EXERCISE TASK: Copy each line below in which the word "structured" occurs.
⟨
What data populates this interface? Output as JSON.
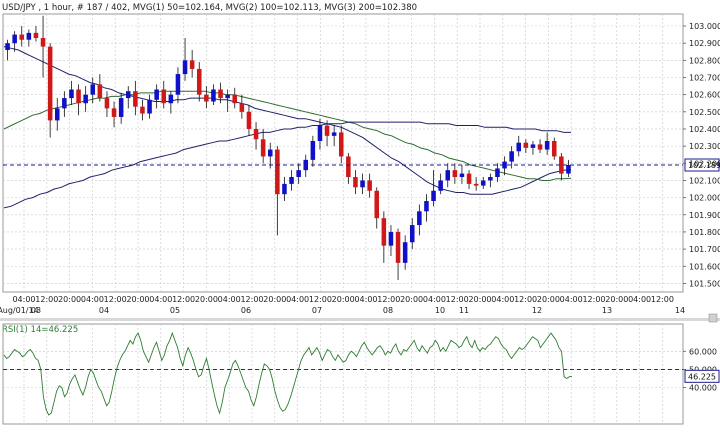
{
  "header": {
    "title": "USD/JPY , 1 hour, # 187 / 402, ",
    "mvg1": "MVG(1) 50=102.164, ",
    "mvg2": "MVG(2) 100=102.113, ",
    "mvg3": "MVG(3) 200=102.380"
  },
  "colors": {
    "background": "#ffffff",
    "grid": "#c8c8c8",
    "bull": "#1010c8",
    "bear": "#d01818",
    "wick": "#111111",
    "mvg1": "#20206a",
    "mvg2": "#2e6b2e",
    "mvg3": "#20206a",
    "rsi": "#2e7d32",
    "reference": "#1a1a8c",
    "rsi_reference": "#b40000",
    "current_label_border": "#1a1a8c"
  },
  "rsi_header": {
    "label": "RSI(1) 14=46.225"
  },
  "chart_data": [
    {
      "type": "candlestick",
      "name": "price",
      "ylim": [
        101.45,
        103.07
      ],
      "yticks": [
        "103.000",
        "102.900",
        "102.800",
        "102.700",
        "102.600",
        "102.500",
        "102.400",
        "102.300",
        "102.200",
        "102.100",
        "102.000",
        "101.900",
        "101.800",
        "101.700",
        "101.600",
        "101.500"
      ],
      "xtick_times": [
        "04:00",
        "12:00",
        "20:00",
        "04:00",
        "12:00",
        "20:00",
        "04:00",
        "12:00",
        "20:00",
        "04:00",
        "12:00",
        "20:00",
        "04:00",
        "12:00",
        "20:00",
        "04:00",
        "12:00",
        "20:00",
        "04:00",
        "12:00",
        "20:00",
        "04:00",
        "12:00",
        "20:00",
        "04:00",
        "12:00",
        "20:00",
        "04:00",
        "12:00",
        "20:00",
        "04:00",
        "12:00"
      ],
      "xtick_dates": [
        "Aug/01/14",
        "03",
        "04",
        "05",
        "06",
        "07",
        "08",
        "10",
        "11",
        "12",
        "13",
        "14"
      ],
      "current_value": "102.189",
      "reference_line": 102.19,
      "candles": [
        {
          "o": 102.86,
          "h": 102.92,
          "l": 102.8,
          "c": 102.9
        },
        {
          "o": 102.9,
          "h": 102.97,
          "l": 102.85,
          "c": 102.95
        },
        {
          "o": 102.95,
          "h": 103.0,
          "l": 102.88,
          "c": 102.92
        },
        {
          "o": 102.92,
          "h": 102.98,
          "l": 102.88,
          "c": 102.96
        },
        {
          "o": 102.96,
          "h": 103.0,
          "l": 102.91,
          "c": 102.93
        },
        {
          "o": 102.93,
          "h": 103.06,
          "l": 102.7,
          "c": 102.88
        },
        {
          "o": 102.88,
          "h": 102.9,
          "l": 102.35,
          "c": 102.45
        },
        {
          "o": 102.45,
          "h": 102.58,
          "l": 102.39,
          "c": 102.52
        },
        {
          "o": 102.52,
          "h": 102.62,
          "l": 102.47,
          "c": 102.58
        },
        {
          "o": 102.58,
          "h": 102.68,
          "l": 102.54,
          "c": 102.63
        },
        {
          "o": 102.63,
          "h": 102.66,
          "l": 102.48,
          "c": 102.55
        },
        {
          "o": 102.55,
          "h": 102.65,
          "l": 102.5,
          "c": 102.6
        },
        {
          "o": 102.6,
          "h": 102.7,
          "l": 102.55,
          "c": 102.66
        },
        {
          "o": 102.66,
          "h": 102.72,
          "l": 102.56,
          "c": 102.58
        },
        {
          "o": 102.58,
          "h": 102.62,
          "l": 102.47,
          "c": 102.52
        },
        {
          "o": 102.52,
          "h": 102.56,
          "l": 102.41,
          "c": 102.47
        },
        {
          "o": 102.47,
          "h": 102.61,
          "l": 102.43,
          "c": 102.58
        },
        {
          "o": 102.58,
          "h": 102.65,
          "l": 102.52,
          "c": 102.62
        },
        {
          "o": 102.62,
          "h": 102.68,
          "l": 102.48,
          "c": 102.53
        },
        {
          "o": 102.53,
          "h": 102.57,
          "l": 102.45,
          "c": 102.49
        },
        {
          "o": 102.49,
          "h": 102.6,
          "l": 102.46,
          "c": 102.57
        },
        {
          "o": 102.57,
          "h": 102.66,
          "l": 102.52,
          "c": 102.63
        },
        {
          "o": 102.63,
          "h": 102.68,
          "l": 102.52,
          "c": 102.55
        },
        {
          "o": 102.55,
          "h": 102.62,
          "l": 102.49,
          "c": 102.6
        },
        {
          "o": 102.6,
          "h": 102.76,
          "l": 102.55,
          "c": 102.72
        },
        {
          "o": 102.72,
          "h": 102.93,
          "l": 102.68,
          "c": 102.8
        },
        {
          "o": 102.8,
          "h": 102.86,
          "l": 102.7,
          "c": 102.75
        },
        {
          "o": 102.75,
          "h": 102.79,
          "l": 102.56,
          "c": 102.6
        },
        {
          "o": 102.6,
          "h": 102.65,
          "l": 102.52,
          "c": 102.56
        },
        {
          "o": 102.56,
          "h": 102.66,
          "l": 102.54,
          "c": 102.63
        },
        {
          "o": 102.63,
          "h": 102.67,
          "l": 102.55,
          "c": 102.58
        },
        {
          "o": 102.58,
          "h": 102.63,
          "l": 102.5,
          "c": 102.6
        },
        {
          "o": 102.6,
          "h": 102.64,
          "l": 102.52,
          "c": 102.55
        },
        {
          "o": 102.55,
          "h": 102.6,
          "l": 102.46,
          "c": 102.5
        },
        {
          "o": 102.5,
          "h": 102.54,
          "l": 102.36,
          "c": 102.4
        },
        {
          "o": 102.4,
          "h": 102.44,
          "l": 102.28,
          "c": 102.34
        },
        {
          "o": 102.34,
          "h": 102.4,
          "l": 102.2,
          "c": 102.24
        },
        {
          "o": 102.24,
          "h": 102.32,
          "l": 102.17,
          "c": 102.28
        },
        {
          "o": 102.28,
          "h": 102.3,
          "l": 101.78,
          "c": 102.02
        },
        {
          "o": 102.02,
          "h": 102.12,
          "l": 101.98,
          "c": 102.08
        },
        {
          "o": 102.08,
          "h": 102.16,
          "l": 102.04,
          "c": 102.12
        },
        {
          "o": 102.12,
          "h": 102.2,
          "l": 102.08,
          "c": 102.16
        },
        {
          "o": 102.16,
          "h": 102.25,
          "l": 102.12,
          "c": 102.22
        },
        {
          "o": 102.22,
          "h": 102.36,
          "l": 102.18,
          "c": 102.33
        },
        {
          "o": 102.33,
          "h": 102.46,
          "l": 102.28,
          "c": 102.42
        },
        {
          "o": 102.42,
          "h": 102.45,
          "l": 102.3,
          "c": 102.36
        },
        {
          "o": 102.36,
          "h": 102.42,
          "l": 102.3,
          "c": 102.38
        },
        {
          "o": 102.38,
          "h": 102.42,
          "l": 102.2,
          "c": 102.24
        },
        {
          "o": 102.24,
          "h": 102.26,
          "l": 102.08,
          "c": 102.12
        },
        {
          "o": 102.12,
          "h": 102.16,
          "l": 102.02,
          "c": 102.06
        },
        {
          "o": 102.06,
          "h": 102.14,
          "l": 102.02,
          "c": 102.1
        },
        {
          "o": 102.1,
          "h": 102.14,
          "l": 102.0,
          "c": 102.04
        },
        {
          "o": 102.04,
          "h": 102.06,
          "l": 101.82,
          "c": 101.88
        },
        {
          "o": 101.88,
          "h": 101.92,
          "l": 101.62,
          "c": 101.72
        },
        {
          "o": 101.72,
          "h": 101.84,
          "l": 101.66,
          "c": 101.8
        },
        {
          "o": 101.8,
          "h": 101.82,
          "l": 101.52,
          "c": 101.62
        },
        {
          "o": 101.62,
          "h": 101.78,
          "l": 101.58,
          "c": 101.74
        },
        {
          "o": 101.74,
          "h": 101.88,
          "l": 101.7,
          "c": 101.84
        },
        {
          "o": 101.84,
          "h": 101.96,
          "l": 101.78,
          "c": 101.92
        },
        {
          "o": 101.92,
          "h": 102.02,
          "l": 101.86,
          "c": 101.98
        },
        {
          "o": 101.98,
          "h": 102.16,
          "l": 101.95,
          "c": 102.04
        },
        {
          "o": 102.04,
          "h": 102.14,
          "l": 102.02,
          "c": 102.1
        },
        {
          "o": 102.1,
          "h": 102.2,
          "l": 102.06,
          "c": 102.16
        },
        {
          "o": 102.16,
          "h": 102.2,
          "l": 102.08,
          "c": 102.12
        },
        {
          "o": 102.12,
          "h": 102.19,
          "l": 102.08,
          "c": 102.14
        },
        {
          "o": 102.14,
          "h": 102.16,
          "l": 102.05,
          "c": 102.08
        },
        {
          "o": 102.08,
          "h": 102.12,
          "l": 102.04,
          "c": 102.07
        },
        {
          "o": 102.07,
          "h": 102.12,
          "l": 102.05,
          "c": 102.1
        },
        {
          "o": 102.1,
          "h": 102.14,
          "l": 102.06,
          "c": 102.12
        },
        {
          "o": 102.12,
          "h": 102.2,
          "l": 102.09,
          "c": 102.17
        },
        {
          "o": 102.17,
          "h": 102.24,
          "l": 102.13,
          "c": 102.21
        },
        {
          "o": 102.21,
          "h": 102.3,
          "l": 102.17,
          "c": 102.27
        },
        {
          "o": 102.27,
          "h": 102.36,
          "l": 102.24,
          "c": 102.32
        },
        {
          "o": 102.32,
          "h": 102.34,
          "l": 102.26,
          "c": 102.29
        },
        {
          "o": 102.29,
          "h": 102.33,
          "l": 102.25,
          "c": 102.31
        },
        {
          "o": 102.31,
          "h": 102.34,
          "l": 102.26,
          "c": 102.28
        },
        {
          "o": 102.28,
          "h": 102.38,
          "l": 102.25,
          "c": 102.33
        },
        {
          "o": 102.33,
          "h": 102.35,
          "l": 102.22,
          "c": 102.24
        },
        {
          "o": 102.24,
          "h": 102.26,
          "l": 102.1,
          "c": 102.14
        },
        {
          "o": 102.14,
          "h": 102.22,
          "l": 102.12,
          "c": 102.19
        }
      ],
      "series": [
        {
          "name": "MVG(1) 50",
          "values": [
            102.88,
            102.87,
            102.86,
            102.84,
            102.82,
            102.8,
            102.78,
            102.76,
            102.74,
            102.72,
            102.71,
            102.69,
            102.67,
            102.66,
            102.64,
            102.63,
            102.61,
            102.6,
            102.59,
            102.58,
            102.57,
            102.56,
            102.56,
            102.56,
            102.57,
            102.57,
            102.58,
            102.58,
            102.58,
            102.58,
            102.57,
            102.57,
            102.56,
            102.55,
            102.54,
            102.52,
            102.51,
            102.5,
            102.49,
            102.48,
            102.47,
            102.46,
            102.46,
            102.45,
            102.44,
            102.43,
            102.42,
            102.41,
            102.39,
            102.37,
            102.35,
            102.32,
            102.29,
            102.26,
            102.23,
            102.21,
            102.18,
            102.15,
            102.12,
            102.09,
            102.07,
            102.05,
            102.04,
            102.03,
            102.03,
            102.02,
            102.02,
            102.02,
            102.02,
            102.03,
            102.04,
            102.05,
            102.06,
            102.08,
            102.1,
            102.12,
            102.14,
            102.15,
            102.16,
            102.164
          ]
        },
        {
          "name": "MVG(2) 100",
          "values": [
            102.4,
            102.42,
            102.44,
            102.46,
            102.48,
            102.49,
            102.51,
            102.52,
            102.53,
            102.54,
            102.55,
            102.56,
            102.57,
            102.58,
            102.58,
            102.59,
            102.59,
            102.6,
            102.6,
            102.61,
            102.61,
            102.61,
            102.62,
            102.62,
            102.62,
            102.62,
            102.62,
            102.62,
            102.62,
            102.61,
            102.61,
            102.6,
            102.6,
            102.59,
            102.58,
            102.57,
            102.56,
            102.55,
            102.54,
            102.53,
            102.52,
            102.51,
            102.5,
            102.49,
            102.48,
            102.47,
            102.46,
            102.45,
            102.44,
            102.43,
            102.41,
            102.4,
            102.39,
            102.37,
            102.36,
            102.34,
            102.32,
            102.31,
            102.29,
            102.28,
            102.26,
            102.25,
            102.23,
            102.22,
            102.21,
            102.19,
            102.18,
            102.17,
            102.16,
            102.15,
            102.14,
            102.13,
            102.12,
            102.11,
            102.11,
            102.1,
            102.1,
            102.11,
            102.11,
            102.113
          ]
        },
        {
          "name": "MVG(3) 200",
          "values": [
            101.94,
            101.95,
            101.97,
            101.99,
            102.0,
            102.02,
            102.03,
            102.05,
            102.06,
            102.08,
            102.09,
            102.1,
            102.12,
            102.13,
            102.14,
            102.16,
            102.17,
            102.18,
            102.19,
            102.21,
            102.22,
            102.23,
            102.24,
            102.25,
            102.26,
            102.28,
            102.29,
            102.3,
            102.31,
            102.32,
            102.33,
            102.33,
            102.34,
            102.35,
            102.36,
            102.37,
            102.38,
            102.38,
            102.39,
            102.4,
            102.4,
            102.41,
            102.41,
            102.42,
            102.42,
            102.43,
            102.43,
            102.43,
            102.44,
            102.44,
            102.44,
            102.44,
            102.44,
            102.44,
            102.44,
            102.44,
            102.44,
            102.44,
            102.44,
            102.43,
            102.43,
            102.43,
            102.43,
            102.42,
            102.42,
            102.42,
            102.42,
            102.41,
            102.41,
            102.41,
            102.41,
            102.4,
            102.4,
            102.4,
            102.4,
            102.39,
            102.39,
            102.39,
            102.38,
            102.38
          ]
        }
      ]
    },
    {
      "type": "line",
      "name": "rsi",
      "ylim": [
        20,
        75
      ],
      "yticks": [
        "60.000",
        "50.000",
        "40.000"
      ],
      "reference_line": 50,
      "current_value": "46.225",
      "values": [
        58,
        56,
        57,
        59,
        61,
        60,
        59,
        57,
        58,
        60,
        61,
        59,
        56,
        55,
        50,
        35,
        28,
        25,
        26,
        32,
        38,
        41,
        40,
        35,
        37,
        42,
        45,
        47,
        43,
        39,
        36,
        40,
        46,
        50,
        48,
        44,
        40,
        38,
        34,
        30,
        32,
        38,
        45,
        51,
        55,
        58,
        60,
        63,
        66,
        64,
        68,
        70,
        66,
        60,
        57,
        54,
        58,
        62,
        65,
        60,
        55,
        58,
        63,
        66,
        70,
        66,
        62,
        56,
        52,
        58,
        62,
        59,
        55,
        50,
        46,
        47,
        52,
        56,
        50,
        43,
        36,
        30,
        26,
        32,
        40,
        44,
        48,
        53,
        55,
        52,
        48,
        44,
        40,
        38,
        33,
        30,
        35,
        42,
        48,
        53,
        52,
        50,
        45,
        38,
        33,
        29,
        27,
        28,
        31,
        35,
        40,
        45,
        50,
        55,
        58,
        60,
        62,
        58,
        60,
        62,
        59,
        55,
        58,
        61,
        60,
        57,
        55,
        58,
        56,
        54,
        55,
        58,
        60,
        59,
        57,
        60,
        63,
        65,
        62,
        60,
        58,
        60,
        62,
        63,
        61,
        58,
        60,
        59,
        62,
        64,
        60,
        58,
        61,
        60,
        62,
        64,
        66,
        62,
        60,
        63,
        61,
        59,
        62,
        63,
        66,
        64,
        60,
        62,
        60,
        63,
        66,
        65,
        64,
        62,
        63,
        66,
        68,
        64,
        62,
        66,
        62,
        60,
        62,
        61,
        63,
        64,
        66,
        68,
        67,
        64,
        62,
        61,
        58,
        56,
        58,
        60,
        62,
        61,
        62,
        64,
        66,
        68,
        67,
        66,
        62,
        64,
        66,
        68,
        70,
        68,
        66,
        62,
        60,
        46,
        45,
        46,
        46.225
      ]
    }
  ]
}
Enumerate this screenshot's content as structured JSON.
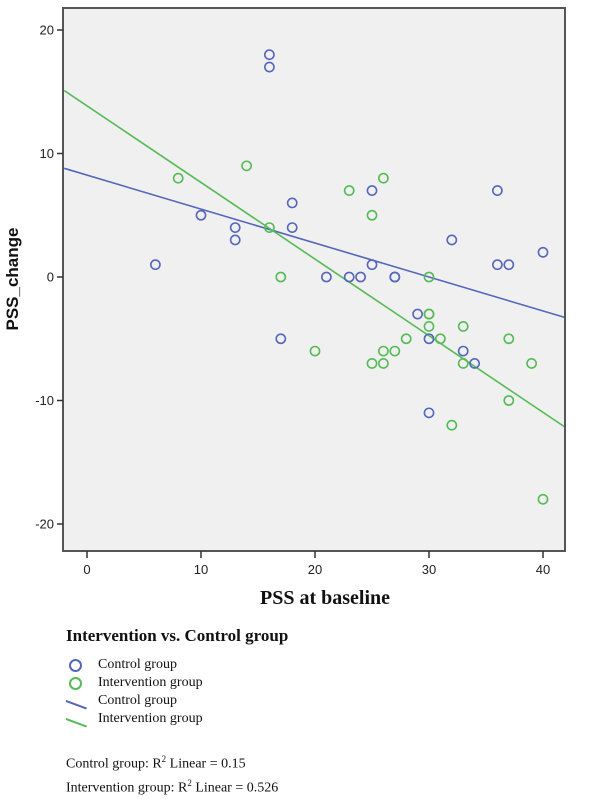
{
  "chart_data": {
    "type": "scatter",
    "title": "",
    "xlabel": "PSS at baseline",
    "ylabel": "PSS_change",
    "xlim": [
      -2,
      42
    ],
    "ylim": [
      -22,
      22
    ],
    "xticks": [
      0,
      10,
      20,
      30,
      40
    ],
    "yticks": [
      -20,
      -10,
      0,
      10,
      20
    ],
    "grid": false,
    "background": "#f0f0f0",
    "series": [
      {
        "name": "Control group",
        "kind": "points",
        "color": "#5566bb",
        "points": [
          [
            6,
            1
          ],
          [
            10,
            5
          ],
          [
            13,
            4
          ],
          [
            13,
            3
          ],
          [
            16,
            18
          ],
          [
            16,
            17
          ],
          [
            17,
            -5
          ],
          [
            18,
            6
          ],
          [
            18,
            4
          ],
          [
            21,
            0
          ],
          [
            23,
            0
          ],
          [
            24,
            0
          ],
          [
            25,
            7
          ],
          [
            25,
            1
          ],
          [
            27,
            0
          ],
          [
            27,
            0
          ],
          [
            29,
            -3
          ],
          [
            30,
            -5
          ],
          [
            30,
            -11
          ],
          [
            32,
            3
          ],
          [
            33,
            -6
          ],
          [
            34,
            -7
          ],
          [
            36,
            7
          ],
          [
            36,
            1
          ],
          [
            37,
            1
          ],
          [
            40,
            2
          ]
        ]
      },
      {
        "name": "Intervention group",
        "kind": "points",
        "color": "#55bb55",
        "points": [
          [
            8,
            8
          ],
          [
            14,
            9
          ],
          [
            16,
            4
          ],
          [
            17,
            0
          ],
          [
            20,
            -6
          ],
          [
            23,
            7
          ],
          [
            25,
            5
          ],
          [
            25,
            -7
          ],
          [
            26,
            8
          ],
          [
            26,
            -6
          ],
          [
            26,
            -7
          ],
          [
            27,
            -6
          ],
          [
            28,
            -5
          ],
          [
            30,
            0
          ],
          [
            30,
            -3
          ],
          [
            30,
            -3
          ],
          [
            30,
            -4
          ],
          [
            31,
            -5
          ],
          [
            32,
            -12
          ],
          [
            33,
            -4
          ],
          [
            33,
            -7
          ],
          [
            37,
            -5
          ],
          [
            37,
            -10
          ],
          [
            39,
            -7
          ],
          [
            40,
            -18
          ]
        ]
      },
      {
        "name": "Control group",
        "kind": "fit-line",
        "color": "#5566bb",
        "line": [
          [
            -2,
            8.8
          ],
          [
            42,
            -3.3
          ]
        ],
        "r2": 0.15
      },
      {
        "name": "Intervention group",
        "kind": "fit-line",
        "color": "#55bb55",
        "line": [
          [
            -2,
            15.1
          ],
          [
            42,
            -12.2
          ]
        ],
        "r2": 0.526
      }
    ],
    "legend": {
      "title": "Intervention vs. Control group",
      "placement": "bottom-left",
      "entries": [
        {
          "label": "Control group",
          "symbol": "circle",
          "color": "#5566bb"
        },
        {
          "label": "Intervention group",
          "symbol": "circle",
          "color": "#55bb55"
        },
        {
          "label": "Control group",
          "symbol": "line",
          "color": "#5566bb"
        },
        {
          "label": "Intervention group",
          "symbol": "line",
          "color": "#55bb55"
        }
      ]
    },
    "annotations": [
      {
        "group": "Control group: R",
        "sup": "2",
        "rest": " Linear = 0.15"
      },
      {
        "group": "Intervention group: R",
        "sup": "2",
        "rest": " Linear = 0.526"
      }
    ]
  }
}
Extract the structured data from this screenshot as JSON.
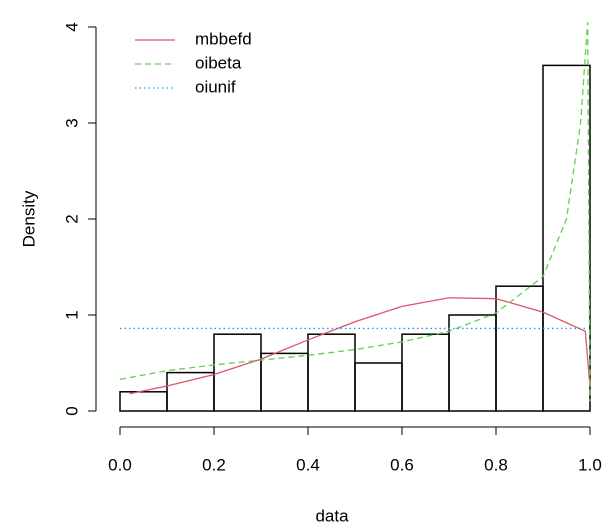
{
  "chart_data": {
    "type": "histogram",
    "xlabel": "data",
    "ylabel": "Density",
    "bins": [
      0,
      0.1,
      0.2,
      0.3,
      0.4,
      0.5,
      0.6,
      0.7,
      0.8,
      0.9,
      1.0
    ],
    "values": [
      0.2,
      0.4,
      0.8,
      0.6,
      0.8,
      0.5,
      0.8,
      1.0,
      1.3,
      3.6
    ],
    "color": "#000000",
    "series": [
      {
        "name": "mbbefd",
        "color": "#DF536B",
        "dash": "solid",
        "x": [
          0.02,
          0.1,
          0.2,
          0.3,
          0.4,
          0.5,
          0.6,
          0.7,
          0.8,
          0.9,
          0.99,
          1.0
        ],
        "values": [
          0.18,
          0.26,
          0.38,
          0.54,
          0.74,
          0.93,
          1.09,
          1.18,
          1.17,
          1.03,
          0.83,
          0.25
        ]
      },
      {
        "name": "oibeta",
        "color": "#61D04F",
        "dash": "dashed",
        "x": [
          0.0,
          0.1,
          0.2,
          0.3,
          0.4,
          0.5,
          0.6,
          0.7,
          0.8,
          0.9,
          0.95,
          0.98,
          0.995,
          1.0
        ],
        "values": [
          0.33,
          0.42,
          0.48,
          0.53,
          0.58,
          0.64,
          0.72,
          0.83,
          1.02,
          1.4,
          2.0,
          3.0,
          4.05,
          0.1
        ]
      },
      {
        "name": "oiunif",
        "color": "#2297E6",
        "dash": "dotted",
        "x": [
          0.0,
          0.99
        ],
        "values": [
          0.86,
          0.86
        ]
      }
    ],
    "xlim": [
      0,
      1
    ],
    "ylim": [
      0,
      4
    ],
    "xticks": [
      {
        "value": 0,
        "label": "0.0"
      },
      0.2,
      0.4,
      0.6,
      0.8,
      {
        "value": 1,
        "label": "1.0"
      }
    ],
    "yticks": [
      0,
      1,
      2,
      3,
      4
    ],
    "legend": "topleft"
  }
}
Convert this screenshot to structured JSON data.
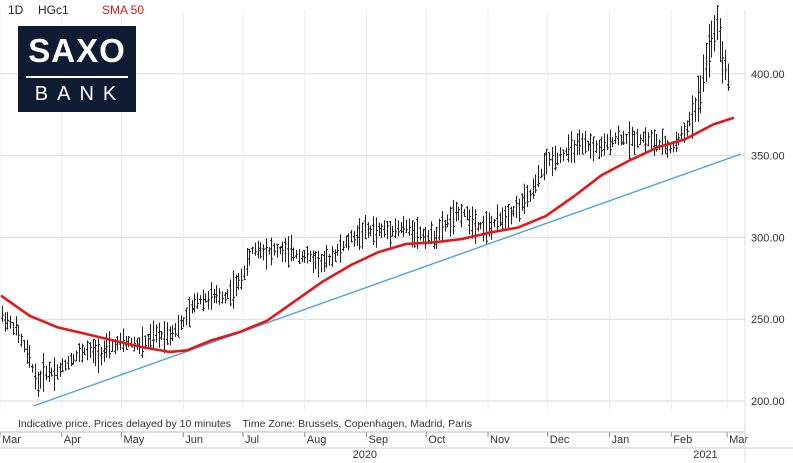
⟩
RESULT OF THIS EXERCISE:
Enumerate this screenshot's content as structured JSON.
Extract the structured data from this screenshot as JSON.
Convert this screenshot to structured JSON data.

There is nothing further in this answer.